Instructions to follow: Go through the entries below and collect each line with the string "wearing" in it.

Task material:
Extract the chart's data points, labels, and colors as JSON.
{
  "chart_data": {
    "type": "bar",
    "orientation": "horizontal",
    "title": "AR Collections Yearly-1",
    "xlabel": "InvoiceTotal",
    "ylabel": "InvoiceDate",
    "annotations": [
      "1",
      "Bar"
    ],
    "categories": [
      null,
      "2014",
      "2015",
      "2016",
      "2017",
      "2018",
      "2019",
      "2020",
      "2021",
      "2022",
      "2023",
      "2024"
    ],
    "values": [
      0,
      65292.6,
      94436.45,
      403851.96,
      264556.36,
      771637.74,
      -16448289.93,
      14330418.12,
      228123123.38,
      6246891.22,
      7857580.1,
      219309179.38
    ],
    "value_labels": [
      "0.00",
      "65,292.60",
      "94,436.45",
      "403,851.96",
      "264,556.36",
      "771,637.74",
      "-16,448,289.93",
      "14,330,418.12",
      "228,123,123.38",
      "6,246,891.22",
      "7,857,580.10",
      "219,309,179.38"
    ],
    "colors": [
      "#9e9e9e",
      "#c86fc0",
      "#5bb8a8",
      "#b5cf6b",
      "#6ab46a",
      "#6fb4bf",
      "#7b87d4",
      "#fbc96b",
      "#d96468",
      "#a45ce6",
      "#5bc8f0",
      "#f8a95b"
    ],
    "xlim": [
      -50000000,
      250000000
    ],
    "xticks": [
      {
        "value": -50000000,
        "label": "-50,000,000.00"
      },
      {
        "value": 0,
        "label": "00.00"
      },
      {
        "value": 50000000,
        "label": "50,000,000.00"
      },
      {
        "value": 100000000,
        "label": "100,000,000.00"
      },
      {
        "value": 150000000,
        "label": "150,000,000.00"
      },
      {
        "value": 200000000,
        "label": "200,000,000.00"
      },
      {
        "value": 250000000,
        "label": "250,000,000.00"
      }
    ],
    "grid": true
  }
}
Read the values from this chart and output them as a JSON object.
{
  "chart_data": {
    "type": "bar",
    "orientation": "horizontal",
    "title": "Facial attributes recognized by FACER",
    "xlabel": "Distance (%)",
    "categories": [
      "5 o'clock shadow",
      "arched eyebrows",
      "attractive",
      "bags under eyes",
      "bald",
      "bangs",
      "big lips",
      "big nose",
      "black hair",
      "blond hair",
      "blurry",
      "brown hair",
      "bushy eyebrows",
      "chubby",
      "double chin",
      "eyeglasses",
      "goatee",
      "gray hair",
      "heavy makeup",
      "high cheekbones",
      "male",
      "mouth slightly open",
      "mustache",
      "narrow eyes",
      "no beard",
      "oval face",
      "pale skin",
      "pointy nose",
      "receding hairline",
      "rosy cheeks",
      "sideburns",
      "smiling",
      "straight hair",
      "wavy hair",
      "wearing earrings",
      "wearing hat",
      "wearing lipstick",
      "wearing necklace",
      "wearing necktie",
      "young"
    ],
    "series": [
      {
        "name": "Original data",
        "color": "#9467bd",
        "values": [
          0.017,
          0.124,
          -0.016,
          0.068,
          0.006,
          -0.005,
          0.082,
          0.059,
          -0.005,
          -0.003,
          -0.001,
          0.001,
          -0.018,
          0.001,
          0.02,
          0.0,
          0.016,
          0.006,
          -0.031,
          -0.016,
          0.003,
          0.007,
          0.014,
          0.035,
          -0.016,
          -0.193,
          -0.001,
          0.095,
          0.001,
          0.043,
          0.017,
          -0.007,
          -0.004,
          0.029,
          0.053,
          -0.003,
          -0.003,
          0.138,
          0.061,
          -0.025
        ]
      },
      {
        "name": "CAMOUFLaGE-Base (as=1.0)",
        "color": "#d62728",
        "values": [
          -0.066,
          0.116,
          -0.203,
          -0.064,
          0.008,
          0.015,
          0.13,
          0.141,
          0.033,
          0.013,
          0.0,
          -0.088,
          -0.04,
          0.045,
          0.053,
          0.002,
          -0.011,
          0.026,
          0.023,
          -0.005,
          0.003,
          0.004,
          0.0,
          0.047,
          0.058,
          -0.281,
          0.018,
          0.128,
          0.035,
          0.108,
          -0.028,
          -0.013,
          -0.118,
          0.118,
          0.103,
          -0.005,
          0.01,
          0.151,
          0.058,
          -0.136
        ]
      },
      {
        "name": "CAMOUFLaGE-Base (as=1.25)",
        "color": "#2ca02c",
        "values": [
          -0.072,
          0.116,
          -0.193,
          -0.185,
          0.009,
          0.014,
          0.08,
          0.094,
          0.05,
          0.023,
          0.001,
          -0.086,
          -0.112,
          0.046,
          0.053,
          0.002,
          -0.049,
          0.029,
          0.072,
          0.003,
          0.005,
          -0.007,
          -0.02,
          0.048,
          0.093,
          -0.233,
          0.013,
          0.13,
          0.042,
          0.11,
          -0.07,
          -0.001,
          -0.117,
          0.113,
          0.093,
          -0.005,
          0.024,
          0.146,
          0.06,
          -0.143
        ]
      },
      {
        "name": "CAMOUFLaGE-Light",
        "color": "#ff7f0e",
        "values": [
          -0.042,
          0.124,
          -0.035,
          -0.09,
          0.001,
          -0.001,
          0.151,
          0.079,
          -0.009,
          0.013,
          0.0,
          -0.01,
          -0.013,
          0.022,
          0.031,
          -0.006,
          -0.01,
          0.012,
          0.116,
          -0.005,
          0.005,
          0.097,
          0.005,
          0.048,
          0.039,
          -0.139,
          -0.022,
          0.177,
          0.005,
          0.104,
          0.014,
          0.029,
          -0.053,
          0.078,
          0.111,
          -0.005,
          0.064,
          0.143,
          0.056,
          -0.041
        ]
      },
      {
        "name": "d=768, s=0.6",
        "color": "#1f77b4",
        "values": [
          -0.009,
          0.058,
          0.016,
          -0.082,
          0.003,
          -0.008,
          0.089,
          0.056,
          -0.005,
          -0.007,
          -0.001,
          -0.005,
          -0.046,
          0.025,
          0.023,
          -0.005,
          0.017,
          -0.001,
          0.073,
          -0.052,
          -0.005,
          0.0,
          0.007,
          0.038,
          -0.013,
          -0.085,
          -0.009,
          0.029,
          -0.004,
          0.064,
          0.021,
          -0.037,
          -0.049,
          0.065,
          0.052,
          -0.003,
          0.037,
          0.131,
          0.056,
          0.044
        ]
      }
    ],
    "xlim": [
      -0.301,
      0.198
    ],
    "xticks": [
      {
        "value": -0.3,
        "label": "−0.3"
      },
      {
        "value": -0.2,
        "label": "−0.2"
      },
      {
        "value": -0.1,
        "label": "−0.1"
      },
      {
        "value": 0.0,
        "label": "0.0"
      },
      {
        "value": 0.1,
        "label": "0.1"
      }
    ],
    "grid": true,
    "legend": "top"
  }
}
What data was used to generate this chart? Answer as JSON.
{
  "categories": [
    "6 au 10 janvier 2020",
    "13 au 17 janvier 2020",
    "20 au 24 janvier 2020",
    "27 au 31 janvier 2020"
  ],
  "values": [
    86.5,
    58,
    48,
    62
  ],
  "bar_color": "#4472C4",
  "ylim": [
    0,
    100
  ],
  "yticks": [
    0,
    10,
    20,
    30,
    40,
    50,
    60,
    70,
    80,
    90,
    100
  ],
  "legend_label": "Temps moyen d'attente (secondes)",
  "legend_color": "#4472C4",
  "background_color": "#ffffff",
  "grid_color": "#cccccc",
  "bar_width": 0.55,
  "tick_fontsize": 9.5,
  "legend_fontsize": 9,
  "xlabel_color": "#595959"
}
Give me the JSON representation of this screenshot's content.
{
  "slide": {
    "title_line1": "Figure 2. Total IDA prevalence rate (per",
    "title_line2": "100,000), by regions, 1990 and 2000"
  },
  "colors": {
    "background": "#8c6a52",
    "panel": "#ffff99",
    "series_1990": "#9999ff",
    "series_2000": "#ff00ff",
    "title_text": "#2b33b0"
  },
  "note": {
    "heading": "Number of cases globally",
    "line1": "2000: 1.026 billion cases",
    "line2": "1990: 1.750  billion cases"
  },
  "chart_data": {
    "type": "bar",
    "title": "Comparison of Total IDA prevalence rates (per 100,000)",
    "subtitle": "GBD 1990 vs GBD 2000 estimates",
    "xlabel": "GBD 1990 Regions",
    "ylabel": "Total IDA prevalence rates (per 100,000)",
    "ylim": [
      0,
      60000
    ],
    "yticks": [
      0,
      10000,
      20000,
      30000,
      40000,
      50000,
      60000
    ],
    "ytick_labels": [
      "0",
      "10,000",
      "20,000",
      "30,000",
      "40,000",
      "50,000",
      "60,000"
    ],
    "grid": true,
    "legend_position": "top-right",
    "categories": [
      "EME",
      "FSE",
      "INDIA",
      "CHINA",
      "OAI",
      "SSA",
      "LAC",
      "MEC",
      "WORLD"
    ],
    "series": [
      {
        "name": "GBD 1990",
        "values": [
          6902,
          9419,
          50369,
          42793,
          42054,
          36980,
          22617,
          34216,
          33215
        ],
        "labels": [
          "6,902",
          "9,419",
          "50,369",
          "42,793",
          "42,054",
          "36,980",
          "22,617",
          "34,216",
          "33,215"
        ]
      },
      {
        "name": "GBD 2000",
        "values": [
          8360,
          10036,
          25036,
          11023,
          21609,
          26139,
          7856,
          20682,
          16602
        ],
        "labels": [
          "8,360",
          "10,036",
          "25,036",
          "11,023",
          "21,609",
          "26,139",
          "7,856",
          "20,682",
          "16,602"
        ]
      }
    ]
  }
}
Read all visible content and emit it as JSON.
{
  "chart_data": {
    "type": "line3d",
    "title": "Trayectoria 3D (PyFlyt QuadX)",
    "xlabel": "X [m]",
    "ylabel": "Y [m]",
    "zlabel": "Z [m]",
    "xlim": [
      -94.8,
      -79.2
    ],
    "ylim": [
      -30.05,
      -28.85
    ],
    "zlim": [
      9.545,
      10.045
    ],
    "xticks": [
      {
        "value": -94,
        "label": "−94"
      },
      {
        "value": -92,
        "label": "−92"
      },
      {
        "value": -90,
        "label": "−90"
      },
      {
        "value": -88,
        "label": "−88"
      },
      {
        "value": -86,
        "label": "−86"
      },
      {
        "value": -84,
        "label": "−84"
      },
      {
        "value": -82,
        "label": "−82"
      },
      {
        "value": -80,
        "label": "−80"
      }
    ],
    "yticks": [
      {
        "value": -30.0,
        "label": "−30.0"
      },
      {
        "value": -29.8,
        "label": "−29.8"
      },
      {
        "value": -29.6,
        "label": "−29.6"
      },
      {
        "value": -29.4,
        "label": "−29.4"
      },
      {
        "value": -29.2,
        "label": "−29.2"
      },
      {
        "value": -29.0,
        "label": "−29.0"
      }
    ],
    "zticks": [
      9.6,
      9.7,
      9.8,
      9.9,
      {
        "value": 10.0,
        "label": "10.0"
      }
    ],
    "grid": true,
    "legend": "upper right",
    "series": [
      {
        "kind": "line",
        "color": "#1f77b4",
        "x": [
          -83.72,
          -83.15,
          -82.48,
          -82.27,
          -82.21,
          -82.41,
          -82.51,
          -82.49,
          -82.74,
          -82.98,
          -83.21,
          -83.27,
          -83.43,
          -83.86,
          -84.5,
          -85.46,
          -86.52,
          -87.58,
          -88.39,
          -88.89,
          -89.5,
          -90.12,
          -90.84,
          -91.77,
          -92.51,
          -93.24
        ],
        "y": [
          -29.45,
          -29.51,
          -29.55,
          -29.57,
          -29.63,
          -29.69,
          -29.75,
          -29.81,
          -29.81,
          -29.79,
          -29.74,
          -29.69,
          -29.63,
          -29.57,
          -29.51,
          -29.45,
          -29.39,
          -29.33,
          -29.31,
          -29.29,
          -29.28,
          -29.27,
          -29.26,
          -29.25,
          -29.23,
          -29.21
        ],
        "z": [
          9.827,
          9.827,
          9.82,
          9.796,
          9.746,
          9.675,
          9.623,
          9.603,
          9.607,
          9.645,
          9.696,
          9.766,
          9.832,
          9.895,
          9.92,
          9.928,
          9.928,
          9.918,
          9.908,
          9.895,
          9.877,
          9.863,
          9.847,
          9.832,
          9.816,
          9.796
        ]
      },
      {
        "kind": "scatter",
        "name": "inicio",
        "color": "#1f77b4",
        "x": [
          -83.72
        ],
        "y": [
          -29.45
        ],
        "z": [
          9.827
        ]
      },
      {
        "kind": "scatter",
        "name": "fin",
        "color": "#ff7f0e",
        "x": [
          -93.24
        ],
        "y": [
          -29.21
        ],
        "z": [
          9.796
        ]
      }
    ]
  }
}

Full output:
      "wearing earrings",
      "wearing hat",
      "wearing lipstick",
      "wearing necklace",
      "wearing necktie",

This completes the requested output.